• [Short task] Search the material below for the word "binnen". Copy every line that has it.

• [Stored rows]
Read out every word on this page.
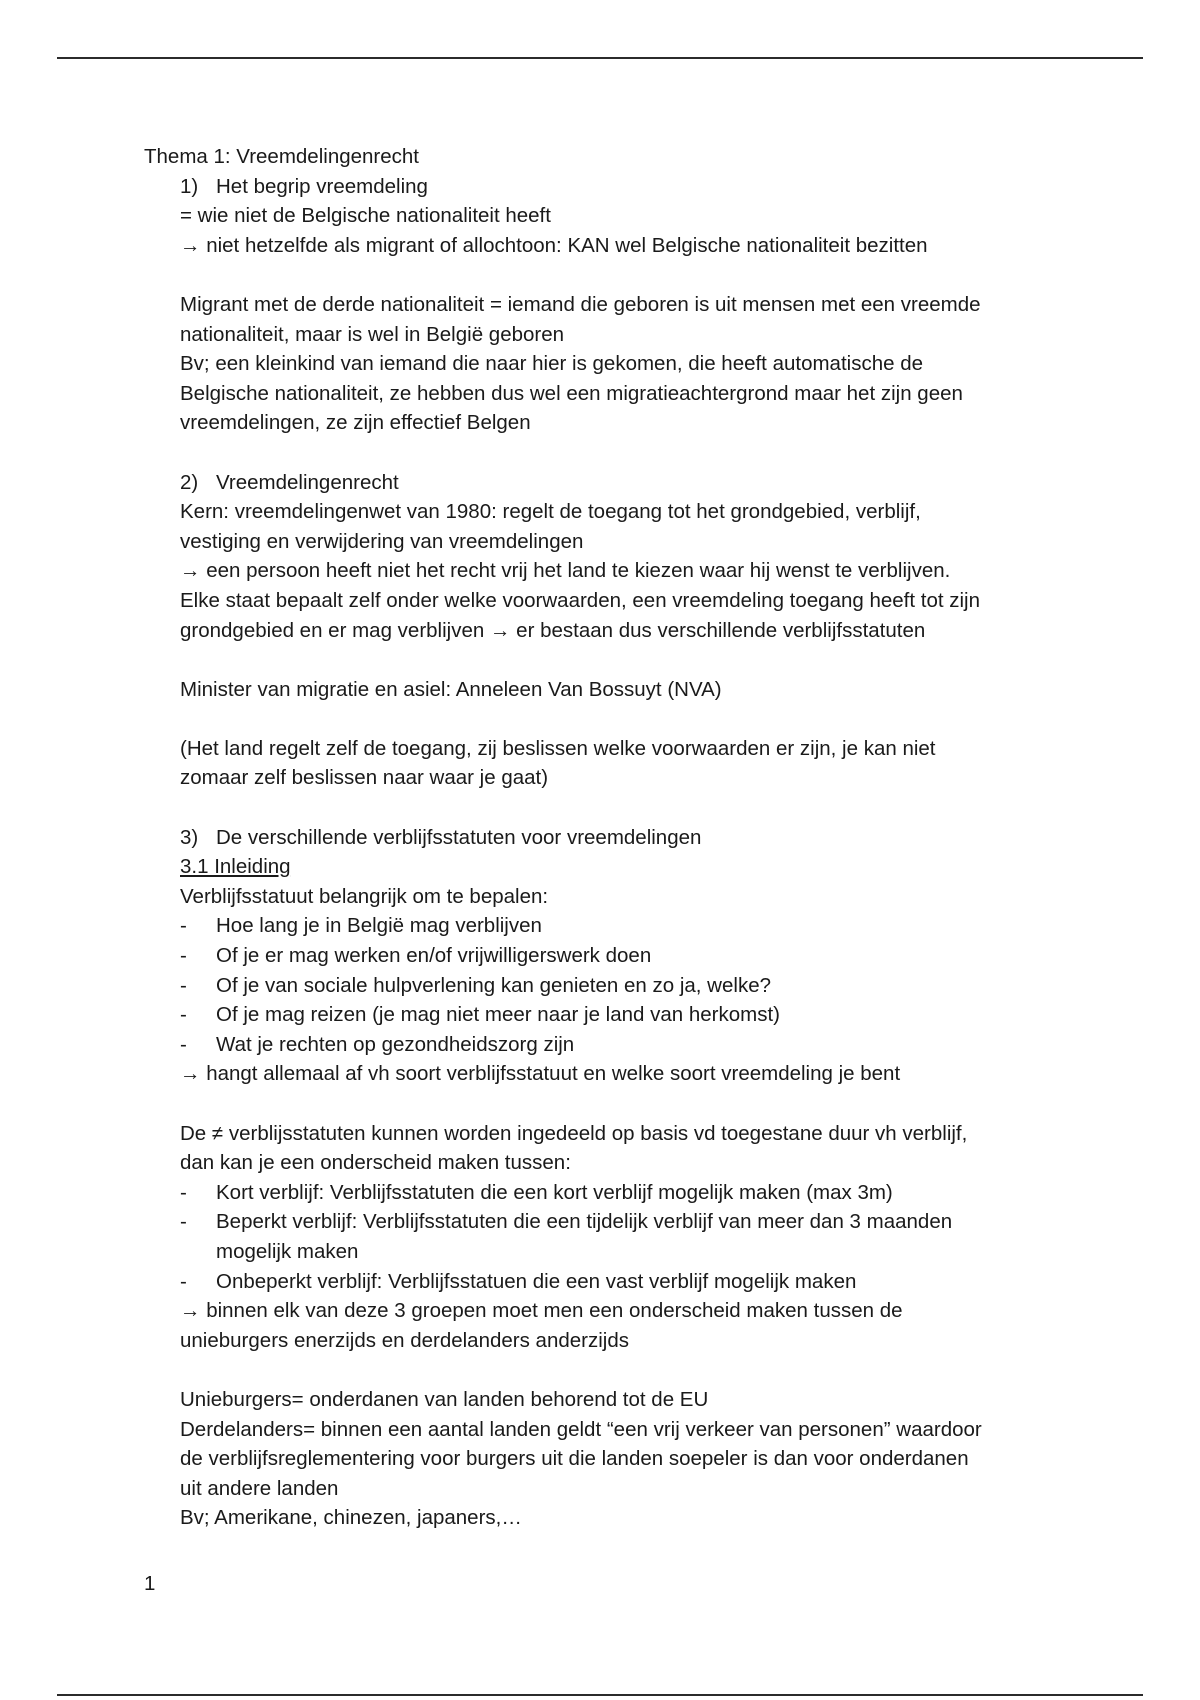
Thema 1: Vreemdelingenrecht
1) Het begrip vreemdeling
= wie niet de Belgische nationaliteit heeft
→ niet hetzelfde als migrant of allochtoon: KAN wel Belgische nationaliteit bezitten
Migrant met de derde nationaliteit = iemand die geboren is uit mensen met een vreemde
nationaliteit, maar is wel in België geboren
Bv; een kleinkind van iemand die naar hier is gekomen, die heeft automatische de
Belgische nationaliteit, ze hebben dus wel een migratieachtergrond maar het zijn geen
vreemdelingen, ze zijn effectief Belgen
2) Vreemdelingenrecht
Kern: vreemdelingenwet van 1980: regelt de toegang tot het grondgebied, verblijf,
vestiging en verwijdering van vreemdelingen
→ een persoon heeft niet het recht vrij het land te kiezen waar hij wenst te verblijven.
Elke staat bepaalt zelf onder welke voorwaarden, een vreemdeling toegang heeft tot zijn
grondgebied en er mag verblijven → er bestaan dus verschillende verblijfsstatuten
Minister van migratie en asiel: Anneleen Van Bossuyt (NVA)
(Het land regelt zelf de toegang, zij beslissen welke voorwaarden er zijn, je kan niet
zomaar zelf beslissen naar waar je gaat)
3) De verschillende verblijfsstatuten voor vreemdelingen
3.1 Inleiding
Verblijfsstatuut belangrijk om te bepalen:
- Hoe lang je in België mag verblijven
- Of je er mag werken en/of vrijwilligerswerk doen
- Of je van sociale hulpverlening kan genieten en zo ja, welke?
- Of je mag reizen (je mag niet meer naar je land van herkomst)
- Wat je rechten op gezondheidszorg zijn
→ hangt allemaal af vh soort verblijfsstatuut en welke soort vreemdeling je bent
De ≠ verblijsstatuten kunnen worden ingedeeld op basis vd toegestane duur vh verblijf,
dan kan je een onderscheid maken tussen:
- Kort verblijf: Verblijfsstatuten die een kort verblijf mogelijk maken (max 3m)
- Beperkt verblijf: Verblijfsstatuten die een tijdelijk verblijf van meer dan 3 maanden
mogelijk maken
- Onbeperkt verblijf: Verblijfsstatuen die een vast verblijf mogelijk maken
→ binnen elk van deze 3 groepen moet men een onderscheid maken tussen de
unieburgers enerzijds en derdelanders anderzijds
Unieburgers= onderdanen van landen behorend tot de EU
Derdelanders= binnen een aantal landen geldt “een vrij verkeer van personen” waardoor
de verblijfsreglementering voor burgers uit die landen soepeler is dan voor onderdanen
uit andere landen
Bv; Amerikane, chinezen, japaners,…
1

• [Reply to the exercise]
→ binnen elk van deze 3 groepen moet men een onderscheid maken tussen de
Derdelanders= binnen een aantal landen geldt “een vrij verkeer van personen” waardoor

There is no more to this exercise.